**THE DATA**
· · · · ·
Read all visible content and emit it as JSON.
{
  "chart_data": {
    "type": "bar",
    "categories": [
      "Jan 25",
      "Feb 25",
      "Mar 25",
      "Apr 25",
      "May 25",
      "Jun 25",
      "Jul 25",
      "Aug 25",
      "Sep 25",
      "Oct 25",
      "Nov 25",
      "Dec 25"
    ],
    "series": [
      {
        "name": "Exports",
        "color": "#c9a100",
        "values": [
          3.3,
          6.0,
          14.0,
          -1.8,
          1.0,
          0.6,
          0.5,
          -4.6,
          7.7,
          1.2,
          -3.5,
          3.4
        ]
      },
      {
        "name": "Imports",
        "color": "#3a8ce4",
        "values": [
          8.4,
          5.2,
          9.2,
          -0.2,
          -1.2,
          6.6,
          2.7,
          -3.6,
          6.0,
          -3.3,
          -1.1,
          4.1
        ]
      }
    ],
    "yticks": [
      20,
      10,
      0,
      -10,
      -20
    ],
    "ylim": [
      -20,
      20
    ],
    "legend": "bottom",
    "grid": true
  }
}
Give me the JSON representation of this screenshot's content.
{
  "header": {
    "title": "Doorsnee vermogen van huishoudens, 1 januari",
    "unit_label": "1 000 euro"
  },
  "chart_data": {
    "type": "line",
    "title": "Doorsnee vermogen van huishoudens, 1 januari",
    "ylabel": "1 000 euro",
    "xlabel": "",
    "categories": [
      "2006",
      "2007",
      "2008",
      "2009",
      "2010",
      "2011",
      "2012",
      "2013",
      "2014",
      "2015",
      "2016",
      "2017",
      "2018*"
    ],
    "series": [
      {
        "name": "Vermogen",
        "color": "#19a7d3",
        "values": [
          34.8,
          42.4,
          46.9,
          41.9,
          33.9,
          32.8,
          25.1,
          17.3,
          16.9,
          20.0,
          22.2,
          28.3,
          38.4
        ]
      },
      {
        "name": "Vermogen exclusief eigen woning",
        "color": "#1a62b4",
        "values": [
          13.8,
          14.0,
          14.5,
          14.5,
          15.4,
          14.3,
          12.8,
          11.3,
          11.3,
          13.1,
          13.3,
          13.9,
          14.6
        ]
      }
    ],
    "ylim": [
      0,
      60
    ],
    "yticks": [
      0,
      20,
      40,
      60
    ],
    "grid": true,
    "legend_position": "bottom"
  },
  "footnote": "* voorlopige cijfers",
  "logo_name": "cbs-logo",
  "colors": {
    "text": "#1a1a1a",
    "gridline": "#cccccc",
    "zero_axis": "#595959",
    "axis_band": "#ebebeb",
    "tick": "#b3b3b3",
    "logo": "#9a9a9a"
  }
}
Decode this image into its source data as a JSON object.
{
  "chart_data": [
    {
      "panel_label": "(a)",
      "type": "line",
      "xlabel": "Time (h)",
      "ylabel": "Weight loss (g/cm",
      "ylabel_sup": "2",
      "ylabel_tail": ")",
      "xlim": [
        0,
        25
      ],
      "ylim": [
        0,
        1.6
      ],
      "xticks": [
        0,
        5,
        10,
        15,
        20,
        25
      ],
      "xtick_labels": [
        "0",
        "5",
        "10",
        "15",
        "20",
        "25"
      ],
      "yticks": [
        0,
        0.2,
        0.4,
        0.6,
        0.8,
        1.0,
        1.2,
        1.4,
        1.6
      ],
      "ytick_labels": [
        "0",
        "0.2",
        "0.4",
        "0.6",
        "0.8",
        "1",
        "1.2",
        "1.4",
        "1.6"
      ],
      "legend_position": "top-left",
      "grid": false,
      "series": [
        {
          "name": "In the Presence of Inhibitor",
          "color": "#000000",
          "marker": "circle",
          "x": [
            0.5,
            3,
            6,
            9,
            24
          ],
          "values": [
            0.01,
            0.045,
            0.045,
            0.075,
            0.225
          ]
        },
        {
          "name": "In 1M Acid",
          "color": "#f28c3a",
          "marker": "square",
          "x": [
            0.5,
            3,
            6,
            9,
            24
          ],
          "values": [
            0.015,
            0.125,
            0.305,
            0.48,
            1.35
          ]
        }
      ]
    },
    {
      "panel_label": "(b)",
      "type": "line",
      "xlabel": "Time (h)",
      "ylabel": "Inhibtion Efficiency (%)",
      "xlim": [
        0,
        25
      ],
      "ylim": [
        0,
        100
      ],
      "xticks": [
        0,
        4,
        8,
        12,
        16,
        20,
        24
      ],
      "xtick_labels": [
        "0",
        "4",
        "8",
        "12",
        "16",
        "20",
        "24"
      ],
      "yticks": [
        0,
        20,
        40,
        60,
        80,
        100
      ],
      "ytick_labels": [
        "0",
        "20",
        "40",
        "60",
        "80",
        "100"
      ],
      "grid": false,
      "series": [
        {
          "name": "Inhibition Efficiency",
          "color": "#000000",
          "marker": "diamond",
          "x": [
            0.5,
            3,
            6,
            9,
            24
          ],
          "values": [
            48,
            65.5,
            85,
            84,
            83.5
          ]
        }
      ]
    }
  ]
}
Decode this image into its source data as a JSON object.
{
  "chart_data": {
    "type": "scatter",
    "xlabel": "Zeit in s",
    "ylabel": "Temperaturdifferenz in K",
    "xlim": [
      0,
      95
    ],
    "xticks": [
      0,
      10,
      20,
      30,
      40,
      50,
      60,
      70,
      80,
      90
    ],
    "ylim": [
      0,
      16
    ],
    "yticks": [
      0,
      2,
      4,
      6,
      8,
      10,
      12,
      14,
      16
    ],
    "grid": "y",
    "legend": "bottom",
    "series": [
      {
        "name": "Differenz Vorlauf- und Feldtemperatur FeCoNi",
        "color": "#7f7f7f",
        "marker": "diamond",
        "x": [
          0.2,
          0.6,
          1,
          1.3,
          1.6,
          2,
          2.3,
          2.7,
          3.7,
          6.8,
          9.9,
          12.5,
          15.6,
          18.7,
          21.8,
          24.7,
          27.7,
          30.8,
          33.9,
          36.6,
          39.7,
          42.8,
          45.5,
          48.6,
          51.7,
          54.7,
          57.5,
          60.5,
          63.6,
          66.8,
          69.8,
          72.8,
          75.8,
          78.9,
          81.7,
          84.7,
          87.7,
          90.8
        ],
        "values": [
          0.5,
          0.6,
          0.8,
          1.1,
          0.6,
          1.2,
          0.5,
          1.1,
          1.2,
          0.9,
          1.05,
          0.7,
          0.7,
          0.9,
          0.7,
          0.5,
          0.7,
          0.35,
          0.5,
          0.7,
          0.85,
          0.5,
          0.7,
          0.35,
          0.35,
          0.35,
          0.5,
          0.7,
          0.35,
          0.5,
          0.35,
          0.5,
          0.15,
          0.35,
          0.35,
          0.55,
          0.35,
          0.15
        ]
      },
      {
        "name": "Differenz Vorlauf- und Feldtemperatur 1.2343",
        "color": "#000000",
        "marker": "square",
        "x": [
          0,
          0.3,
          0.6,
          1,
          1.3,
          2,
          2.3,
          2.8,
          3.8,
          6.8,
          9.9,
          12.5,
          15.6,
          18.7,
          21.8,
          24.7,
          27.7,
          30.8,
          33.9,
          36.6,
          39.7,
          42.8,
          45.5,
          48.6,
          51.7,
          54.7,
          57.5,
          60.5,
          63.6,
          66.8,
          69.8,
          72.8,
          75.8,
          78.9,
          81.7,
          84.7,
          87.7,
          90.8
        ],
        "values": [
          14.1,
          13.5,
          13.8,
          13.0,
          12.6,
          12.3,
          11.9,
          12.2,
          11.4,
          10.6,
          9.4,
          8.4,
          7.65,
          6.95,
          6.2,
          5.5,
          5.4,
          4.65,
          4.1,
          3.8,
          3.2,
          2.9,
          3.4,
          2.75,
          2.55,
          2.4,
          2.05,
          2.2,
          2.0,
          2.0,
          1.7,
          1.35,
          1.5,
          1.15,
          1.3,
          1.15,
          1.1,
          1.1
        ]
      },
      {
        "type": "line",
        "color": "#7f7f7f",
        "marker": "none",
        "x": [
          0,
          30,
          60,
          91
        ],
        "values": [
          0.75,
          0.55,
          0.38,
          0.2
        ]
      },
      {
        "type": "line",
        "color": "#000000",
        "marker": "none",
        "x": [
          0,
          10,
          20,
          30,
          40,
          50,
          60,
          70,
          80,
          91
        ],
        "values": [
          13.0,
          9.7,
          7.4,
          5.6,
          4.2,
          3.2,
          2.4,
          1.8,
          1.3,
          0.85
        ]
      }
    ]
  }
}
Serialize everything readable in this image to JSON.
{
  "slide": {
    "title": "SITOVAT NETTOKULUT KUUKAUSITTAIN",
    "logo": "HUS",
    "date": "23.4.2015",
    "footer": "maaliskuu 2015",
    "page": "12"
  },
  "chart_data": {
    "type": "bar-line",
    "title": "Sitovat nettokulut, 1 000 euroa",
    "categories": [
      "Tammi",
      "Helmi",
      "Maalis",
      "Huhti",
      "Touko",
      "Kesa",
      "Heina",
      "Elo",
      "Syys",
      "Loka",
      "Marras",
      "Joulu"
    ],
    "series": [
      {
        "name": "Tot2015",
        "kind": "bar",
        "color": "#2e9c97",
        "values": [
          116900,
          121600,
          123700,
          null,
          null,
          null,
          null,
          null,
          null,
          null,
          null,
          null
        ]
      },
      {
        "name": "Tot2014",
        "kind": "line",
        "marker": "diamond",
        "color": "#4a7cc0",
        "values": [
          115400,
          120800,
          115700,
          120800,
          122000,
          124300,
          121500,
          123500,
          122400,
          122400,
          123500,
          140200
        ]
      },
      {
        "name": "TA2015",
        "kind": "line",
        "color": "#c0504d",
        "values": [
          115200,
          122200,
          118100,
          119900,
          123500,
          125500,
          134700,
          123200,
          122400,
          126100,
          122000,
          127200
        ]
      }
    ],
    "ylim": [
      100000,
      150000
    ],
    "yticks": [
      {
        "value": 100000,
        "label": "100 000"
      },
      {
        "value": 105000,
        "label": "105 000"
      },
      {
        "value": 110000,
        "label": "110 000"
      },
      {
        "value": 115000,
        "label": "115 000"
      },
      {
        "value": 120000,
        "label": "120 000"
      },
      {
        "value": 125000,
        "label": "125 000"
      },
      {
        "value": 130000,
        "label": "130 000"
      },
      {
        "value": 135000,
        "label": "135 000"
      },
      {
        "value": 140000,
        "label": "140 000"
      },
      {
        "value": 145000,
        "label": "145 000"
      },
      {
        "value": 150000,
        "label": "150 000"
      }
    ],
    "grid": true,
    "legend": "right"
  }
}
· · · · ·
**CHALLENGE**
Identify the lines in the entries that hold "content" and return each one.

**TASK RESULT**
Read all visible content and emit it as JSON.
Give me the JSON representation of this screenshot's content.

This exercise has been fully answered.